● Directions
Below are records. Count every line containing the word "Ligature" and give the number alone.

— start Dataset rows —

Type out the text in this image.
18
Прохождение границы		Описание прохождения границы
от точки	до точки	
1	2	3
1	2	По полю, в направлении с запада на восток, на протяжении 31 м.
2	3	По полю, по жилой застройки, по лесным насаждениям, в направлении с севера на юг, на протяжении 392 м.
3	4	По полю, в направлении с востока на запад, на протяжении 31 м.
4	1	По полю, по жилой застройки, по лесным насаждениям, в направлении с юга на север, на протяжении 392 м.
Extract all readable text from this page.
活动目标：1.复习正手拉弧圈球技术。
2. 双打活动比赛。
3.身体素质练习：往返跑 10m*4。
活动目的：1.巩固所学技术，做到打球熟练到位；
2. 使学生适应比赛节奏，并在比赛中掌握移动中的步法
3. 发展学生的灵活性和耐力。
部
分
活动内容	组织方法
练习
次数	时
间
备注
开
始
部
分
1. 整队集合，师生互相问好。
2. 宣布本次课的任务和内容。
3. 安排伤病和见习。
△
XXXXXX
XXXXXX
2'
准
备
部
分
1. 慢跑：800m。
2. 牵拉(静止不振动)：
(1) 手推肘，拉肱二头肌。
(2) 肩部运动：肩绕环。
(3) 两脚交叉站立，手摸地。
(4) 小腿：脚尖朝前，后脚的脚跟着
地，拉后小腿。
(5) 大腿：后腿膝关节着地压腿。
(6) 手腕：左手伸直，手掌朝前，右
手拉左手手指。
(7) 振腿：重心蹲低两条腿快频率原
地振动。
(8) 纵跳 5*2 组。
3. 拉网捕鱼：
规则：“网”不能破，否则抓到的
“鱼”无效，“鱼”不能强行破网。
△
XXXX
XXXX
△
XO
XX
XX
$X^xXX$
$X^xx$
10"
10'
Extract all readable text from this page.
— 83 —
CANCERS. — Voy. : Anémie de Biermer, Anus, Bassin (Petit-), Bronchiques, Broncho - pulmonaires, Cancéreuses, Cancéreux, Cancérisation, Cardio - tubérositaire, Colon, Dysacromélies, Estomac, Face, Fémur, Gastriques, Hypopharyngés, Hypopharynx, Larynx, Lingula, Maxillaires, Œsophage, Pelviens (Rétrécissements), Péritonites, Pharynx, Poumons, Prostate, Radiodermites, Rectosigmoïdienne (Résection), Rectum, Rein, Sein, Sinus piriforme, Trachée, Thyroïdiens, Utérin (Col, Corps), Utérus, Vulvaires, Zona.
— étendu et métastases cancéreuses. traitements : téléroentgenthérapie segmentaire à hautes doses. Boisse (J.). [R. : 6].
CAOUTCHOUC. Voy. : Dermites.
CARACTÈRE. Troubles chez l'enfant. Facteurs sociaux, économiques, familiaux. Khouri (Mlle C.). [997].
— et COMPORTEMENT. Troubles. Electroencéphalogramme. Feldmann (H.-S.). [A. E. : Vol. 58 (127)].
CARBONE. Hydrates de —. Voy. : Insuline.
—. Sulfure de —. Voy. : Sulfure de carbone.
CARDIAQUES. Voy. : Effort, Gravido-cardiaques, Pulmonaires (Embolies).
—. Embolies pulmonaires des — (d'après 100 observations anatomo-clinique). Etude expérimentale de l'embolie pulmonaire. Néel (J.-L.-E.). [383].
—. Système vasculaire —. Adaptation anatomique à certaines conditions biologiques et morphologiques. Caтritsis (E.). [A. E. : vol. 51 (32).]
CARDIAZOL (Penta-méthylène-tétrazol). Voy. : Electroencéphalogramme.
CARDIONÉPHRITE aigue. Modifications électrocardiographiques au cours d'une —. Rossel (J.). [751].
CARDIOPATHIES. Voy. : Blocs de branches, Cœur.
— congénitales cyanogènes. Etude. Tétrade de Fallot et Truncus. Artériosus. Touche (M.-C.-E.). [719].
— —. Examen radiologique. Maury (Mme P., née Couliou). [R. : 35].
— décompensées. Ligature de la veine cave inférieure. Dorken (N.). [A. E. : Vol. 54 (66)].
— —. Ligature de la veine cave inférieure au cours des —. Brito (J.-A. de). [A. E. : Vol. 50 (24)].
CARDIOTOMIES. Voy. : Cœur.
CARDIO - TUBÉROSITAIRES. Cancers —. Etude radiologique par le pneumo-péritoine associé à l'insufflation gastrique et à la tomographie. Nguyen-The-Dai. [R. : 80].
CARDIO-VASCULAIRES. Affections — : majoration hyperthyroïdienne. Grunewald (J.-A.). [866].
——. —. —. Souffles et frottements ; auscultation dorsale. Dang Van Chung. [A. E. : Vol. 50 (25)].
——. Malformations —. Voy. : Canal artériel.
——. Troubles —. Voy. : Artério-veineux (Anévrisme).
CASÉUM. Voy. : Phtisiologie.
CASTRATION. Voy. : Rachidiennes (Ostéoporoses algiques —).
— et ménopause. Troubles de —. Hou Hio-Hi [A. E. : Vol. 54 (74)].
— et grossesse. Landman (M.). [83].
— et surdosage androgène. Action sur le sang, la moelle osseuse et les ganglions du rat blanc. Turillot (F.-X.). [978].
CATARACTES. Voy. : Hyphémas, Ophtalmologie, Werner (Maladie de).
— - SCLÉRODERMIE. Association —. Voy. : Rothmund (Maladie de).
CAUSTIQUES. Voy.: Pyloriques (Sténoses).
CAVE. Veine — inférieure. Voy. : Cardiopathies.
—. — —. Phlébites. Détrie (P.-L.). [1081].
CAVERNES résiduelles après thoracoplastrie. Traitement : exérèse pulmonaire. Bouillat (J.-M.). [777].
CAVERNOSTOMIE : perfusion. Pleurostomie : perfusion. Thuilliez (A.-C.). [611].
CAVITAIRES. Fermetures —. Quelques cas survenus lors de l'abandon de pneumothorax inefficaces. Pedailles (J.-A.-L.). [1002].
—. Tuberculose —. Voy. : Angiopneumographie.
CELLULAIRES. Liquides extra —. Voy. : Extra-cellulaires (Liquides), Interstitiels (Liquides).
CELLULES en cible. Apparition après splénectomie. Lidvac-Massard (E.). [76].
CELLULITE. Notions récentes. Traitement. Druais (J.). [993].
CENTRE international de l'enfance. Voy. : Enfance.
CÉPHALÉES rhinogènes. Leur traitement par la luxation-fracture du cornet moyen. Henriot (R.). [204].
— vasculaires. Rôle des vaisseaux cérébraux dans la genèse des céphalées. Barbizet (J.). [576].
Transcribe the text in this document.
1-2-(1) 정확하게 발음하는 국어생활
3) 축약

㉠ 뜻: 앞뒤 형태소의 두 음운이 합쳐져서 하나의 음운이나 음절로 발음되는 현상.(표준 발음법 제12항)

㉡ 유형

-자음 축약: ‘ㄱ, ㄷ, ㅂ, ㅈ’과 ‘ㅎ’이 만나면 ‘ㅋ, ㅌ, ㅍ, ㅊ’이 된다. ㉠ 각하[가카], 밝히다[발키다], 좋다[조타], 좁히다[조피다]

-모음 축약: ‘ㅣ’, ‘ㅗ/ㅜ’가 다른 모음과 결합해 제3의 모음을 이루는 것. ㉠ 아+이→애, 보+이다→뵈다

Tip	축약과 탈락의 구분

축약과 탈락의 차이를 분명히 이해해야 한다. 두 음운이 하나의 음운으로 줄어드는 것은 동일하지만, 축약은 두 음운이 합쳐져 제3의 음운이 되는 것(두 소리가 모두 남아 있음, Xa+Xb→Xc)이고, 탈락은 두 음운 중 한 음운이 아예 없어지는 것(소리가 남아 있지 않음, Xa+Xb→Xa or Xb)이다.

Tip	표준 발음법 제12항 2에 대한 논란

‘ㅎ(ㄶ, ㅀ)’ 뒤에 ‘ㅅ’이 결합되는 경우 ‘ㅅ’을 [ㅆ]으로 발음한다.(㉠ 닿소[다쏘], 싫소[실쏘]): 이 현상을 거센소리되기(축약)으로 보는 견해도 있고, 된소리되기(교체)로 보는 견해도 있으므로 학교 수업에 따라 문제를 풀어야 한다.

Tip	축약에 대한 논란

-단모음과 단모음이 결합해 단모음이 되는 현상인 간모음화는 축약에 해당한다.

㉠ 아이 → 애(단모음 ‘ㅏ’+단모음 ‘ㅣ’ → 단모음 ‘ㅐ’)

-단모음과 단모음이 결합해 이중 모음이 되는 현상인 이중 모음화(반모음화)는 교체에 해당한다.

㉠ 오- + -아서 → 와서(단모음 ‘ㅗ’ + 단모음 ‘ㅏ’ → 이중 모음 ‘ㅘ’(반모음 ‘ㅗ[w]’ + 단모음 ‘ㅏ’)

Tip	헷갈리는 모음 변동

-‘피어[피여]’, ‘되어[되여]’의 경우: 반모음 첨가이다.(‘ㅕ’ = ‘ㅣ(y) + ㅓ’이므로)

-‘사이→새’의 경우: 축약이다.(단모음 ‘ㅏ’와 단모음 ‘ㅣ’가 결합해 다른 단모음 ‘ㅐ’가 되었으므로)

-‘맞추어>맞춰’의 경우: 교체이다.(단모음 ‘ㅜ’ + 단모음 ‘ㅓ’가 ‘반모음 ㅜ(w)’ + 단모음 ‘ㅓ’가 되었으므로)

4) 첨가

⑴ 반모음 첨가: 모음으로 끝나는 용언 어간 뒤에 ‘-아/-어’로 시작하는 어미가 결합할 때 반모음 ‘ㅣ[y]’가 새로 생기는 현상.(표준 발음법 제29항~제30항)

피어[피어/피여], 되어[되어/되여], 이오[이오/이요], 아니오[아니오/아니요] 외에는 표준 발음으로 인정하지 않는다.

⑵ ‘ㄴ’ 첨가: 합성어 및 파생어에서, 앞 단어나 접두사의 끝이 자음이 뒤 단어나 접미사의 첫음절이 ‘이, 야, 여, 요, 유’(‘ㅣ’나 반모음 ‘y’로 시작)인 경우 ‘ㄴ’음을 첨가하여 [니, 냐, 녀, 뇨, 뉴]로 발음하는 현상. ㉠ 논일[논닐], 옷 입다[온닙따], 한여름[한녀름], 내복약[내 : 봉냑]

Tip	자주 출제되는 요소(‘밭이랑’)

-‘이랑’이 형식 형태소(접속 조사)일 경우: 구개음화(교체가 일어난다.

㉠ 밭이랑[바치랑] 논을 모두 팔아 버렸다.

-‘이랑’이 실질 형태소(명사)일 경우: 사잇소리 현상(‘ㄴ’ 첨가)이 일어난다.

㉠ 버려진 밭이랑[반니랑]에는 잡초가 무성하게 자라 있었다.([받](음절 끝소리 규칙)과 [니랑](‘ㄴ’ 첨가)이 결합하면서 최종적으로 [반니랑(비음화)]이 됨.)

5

— end Dataset rows —

● Solution
2